### [Task details]
Look through the material below. Copy every line with the string "voltak" in it.

### [Given entries]
======
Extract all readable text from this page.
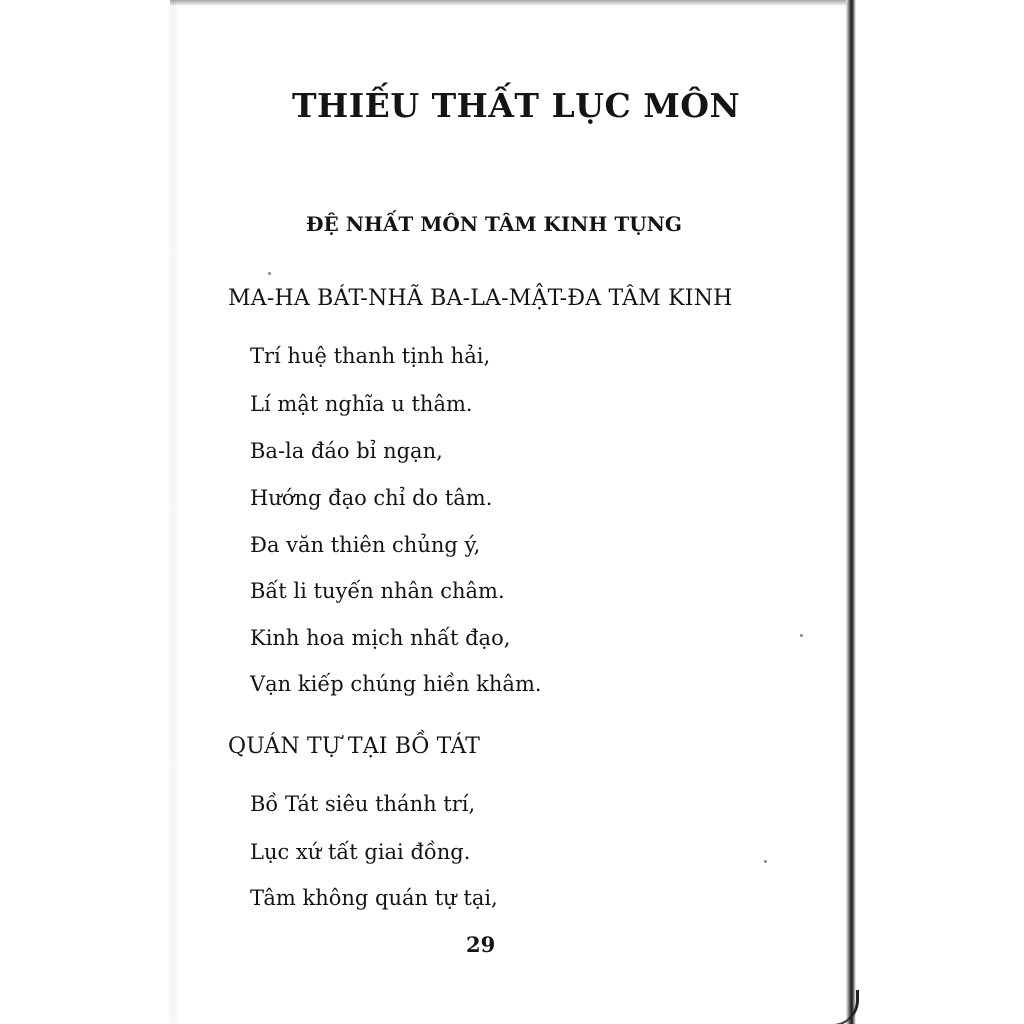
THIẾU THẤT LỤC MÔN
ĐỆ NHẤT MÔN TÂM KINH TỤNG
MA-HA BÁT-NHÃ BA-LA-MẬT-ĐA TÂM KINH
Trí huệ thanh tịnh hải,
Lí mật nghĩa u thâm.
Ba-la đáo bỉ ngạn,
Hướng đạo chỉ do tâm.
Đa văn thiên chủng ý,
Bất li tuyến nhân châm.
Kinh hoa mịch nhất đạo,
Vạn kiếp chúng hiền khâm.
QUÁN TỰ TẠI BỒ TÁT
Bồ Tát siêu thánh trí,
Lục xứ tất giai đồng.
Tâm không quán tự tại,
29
======
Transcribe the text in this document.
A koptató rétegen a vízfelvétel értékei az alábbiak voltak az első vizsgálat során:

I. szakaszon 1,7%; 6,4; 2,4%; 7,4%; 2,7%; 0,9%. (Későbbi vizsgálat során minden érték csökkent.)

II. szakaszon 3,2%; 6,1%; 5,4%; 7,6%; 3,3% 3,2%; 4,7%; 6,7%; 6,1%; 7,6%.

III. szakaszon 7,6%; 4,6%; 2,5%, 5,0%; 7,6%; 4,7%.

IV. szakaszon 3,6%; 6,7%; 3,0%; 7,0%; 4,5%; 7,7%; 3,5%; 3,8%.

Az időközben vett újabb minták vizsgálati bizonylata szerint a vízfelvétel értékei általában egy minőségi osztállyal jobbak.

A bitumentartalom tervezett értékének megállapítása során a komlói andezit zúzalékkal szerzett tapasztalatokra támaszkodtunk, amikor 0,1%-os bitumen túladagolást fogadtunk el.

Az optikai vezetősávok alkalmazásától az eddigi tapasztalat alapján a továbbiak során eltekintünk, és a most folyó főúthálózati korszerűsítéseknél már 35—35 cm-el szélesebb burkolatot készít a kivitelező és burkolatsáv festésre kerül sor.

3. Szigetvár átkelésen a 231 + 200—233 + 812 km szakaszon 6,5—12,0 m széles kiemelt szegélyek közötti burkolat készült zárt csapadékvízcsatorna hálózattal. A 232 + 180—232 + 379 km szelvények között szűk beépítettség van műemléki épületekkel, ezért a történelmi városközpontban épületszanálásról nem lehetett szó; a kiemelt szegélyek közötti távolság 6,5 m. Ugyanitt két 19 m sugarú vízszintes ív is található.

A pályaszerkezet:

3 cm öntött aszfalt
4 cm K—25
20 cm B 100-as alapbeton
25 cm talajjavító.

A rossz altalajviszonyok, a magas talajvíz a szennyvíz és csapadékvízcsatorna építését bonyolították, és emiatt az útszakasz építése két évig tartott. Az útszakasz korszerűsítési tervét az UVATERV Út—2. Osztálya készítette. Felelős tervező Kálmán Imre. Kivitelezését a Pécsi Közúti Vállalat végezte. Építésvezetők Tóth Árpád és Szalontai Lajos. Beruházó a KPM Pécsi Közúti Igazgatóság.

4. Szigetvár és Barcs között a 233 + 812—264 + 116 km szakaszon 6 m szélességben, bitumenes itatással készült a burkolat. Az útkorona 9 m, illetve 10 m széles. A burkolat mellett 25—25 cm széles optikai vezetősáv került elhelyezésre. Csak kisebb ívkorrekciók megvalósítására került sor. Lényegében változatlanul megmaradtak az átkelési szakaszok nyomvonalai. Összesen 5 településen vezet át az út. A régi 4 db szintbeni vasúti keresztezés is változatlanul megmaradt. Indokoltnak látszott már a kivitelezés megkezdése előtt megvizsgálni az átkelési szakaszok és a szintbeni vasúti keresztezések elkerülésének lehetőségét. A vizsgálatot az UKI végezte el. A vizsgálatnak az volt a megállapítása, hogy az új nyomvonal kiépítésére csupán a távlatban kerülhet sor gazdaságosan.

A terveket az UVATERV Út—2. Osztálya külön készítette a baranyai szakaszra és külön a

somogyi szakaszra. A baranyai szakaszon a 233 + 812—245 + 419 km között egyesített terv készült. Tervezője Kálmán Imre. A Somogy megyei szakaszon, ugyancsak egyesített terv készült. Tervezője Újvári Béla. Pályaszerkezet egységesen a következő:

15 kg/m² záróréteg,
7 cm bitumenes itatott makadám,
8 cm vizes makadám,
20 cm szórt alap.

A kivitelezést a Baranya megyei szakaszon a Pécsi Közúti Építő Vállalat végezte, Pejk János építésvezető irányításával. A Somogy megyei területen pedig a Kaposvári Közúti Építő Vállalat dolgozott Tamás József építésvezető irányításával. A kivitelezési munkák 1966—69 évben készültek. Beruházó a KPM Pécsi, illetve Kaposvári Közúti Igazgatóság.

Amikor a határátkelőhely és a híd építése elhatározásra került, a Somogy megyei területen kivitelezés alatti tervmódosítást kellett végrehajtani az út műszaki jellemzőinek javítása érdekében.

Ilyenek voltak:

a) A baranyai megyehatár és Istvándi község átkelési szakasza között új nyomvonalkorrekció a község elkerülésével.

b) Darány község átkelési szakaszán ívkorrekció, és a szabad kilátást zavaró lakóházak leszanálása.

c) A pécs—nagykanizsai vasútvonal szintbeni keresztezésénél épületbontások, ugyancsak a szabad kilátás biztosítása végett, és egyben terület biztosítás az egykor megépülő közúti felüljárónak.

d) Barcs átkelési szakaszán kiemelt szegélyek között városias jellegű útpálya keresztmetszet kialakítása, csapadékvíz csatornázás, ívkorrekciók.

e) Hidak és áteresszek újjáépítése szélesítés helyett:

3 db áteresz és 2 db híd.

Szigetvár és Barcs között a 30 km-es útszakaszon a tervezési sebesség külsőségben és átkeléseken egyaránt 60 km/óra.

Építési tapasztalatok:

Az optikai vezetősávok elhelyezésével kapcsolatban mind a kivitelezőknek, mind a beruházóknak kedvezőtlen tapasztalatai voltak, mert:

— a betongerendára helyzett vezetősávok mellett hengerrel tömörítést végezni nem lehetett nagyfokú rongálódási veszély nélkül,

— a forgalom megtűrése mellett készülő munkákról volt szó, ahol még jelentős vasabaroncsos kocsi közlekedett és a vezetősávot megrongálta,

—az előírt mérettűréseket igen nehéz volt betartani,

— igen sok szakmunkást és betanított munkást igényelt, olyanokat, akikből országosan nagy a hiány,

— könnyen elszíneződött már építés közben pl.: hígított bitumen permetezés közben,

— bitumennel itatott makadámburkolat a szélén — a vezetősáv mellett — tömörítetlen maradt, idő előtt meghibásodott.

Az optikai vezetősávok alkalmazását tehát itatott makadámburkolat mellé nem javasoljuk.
======
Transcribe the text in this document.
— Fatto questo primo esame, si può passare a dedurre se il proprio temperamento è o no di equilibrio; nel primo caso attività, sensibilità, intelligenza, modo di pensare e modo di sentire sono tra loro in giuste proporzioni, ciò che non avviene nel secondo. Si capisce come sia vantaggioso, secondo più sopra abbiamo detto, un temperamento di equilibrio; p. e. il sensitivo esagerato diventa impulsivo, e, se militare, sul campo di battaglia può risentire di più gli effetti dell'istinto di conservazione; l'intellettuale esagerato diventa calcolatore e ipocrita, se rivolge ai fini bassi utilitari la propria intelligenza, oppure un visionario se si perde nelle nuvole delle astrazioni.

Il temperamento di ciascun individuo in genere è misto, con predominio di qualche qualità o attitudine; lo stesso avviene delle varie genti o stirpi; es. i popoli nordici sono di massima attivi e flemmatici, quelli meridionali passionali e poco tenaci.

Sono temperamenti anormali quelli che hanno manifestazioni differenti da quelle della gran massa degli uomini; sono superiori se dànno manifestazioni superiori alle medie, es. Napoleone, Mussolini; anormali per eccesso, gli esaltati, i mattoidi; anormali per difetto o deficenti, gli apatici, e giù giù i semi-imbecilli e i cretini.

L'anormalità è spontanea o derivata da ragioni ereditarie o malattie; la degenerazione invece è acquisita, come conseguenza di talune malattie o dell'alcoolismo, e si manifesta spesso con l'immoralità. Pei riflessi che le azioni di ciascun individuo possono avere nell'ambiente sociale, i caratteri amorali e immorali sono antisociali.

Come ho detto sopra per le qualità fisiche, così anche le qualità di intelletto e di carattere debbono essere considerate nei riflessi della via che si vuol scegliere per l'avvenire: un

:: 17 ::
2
======
### [Correct response]
A koptató rétegen a vízfelvétel értékei az alábbiak voltak az első vizsgálat során:
Ilyenek voltak:
Az optikai vezetősávok elhelyezésével kapcsolatban mind a kivitelezőknek, mind a beruházóknak kedvezőtlen tapasztalatai voltak, mert:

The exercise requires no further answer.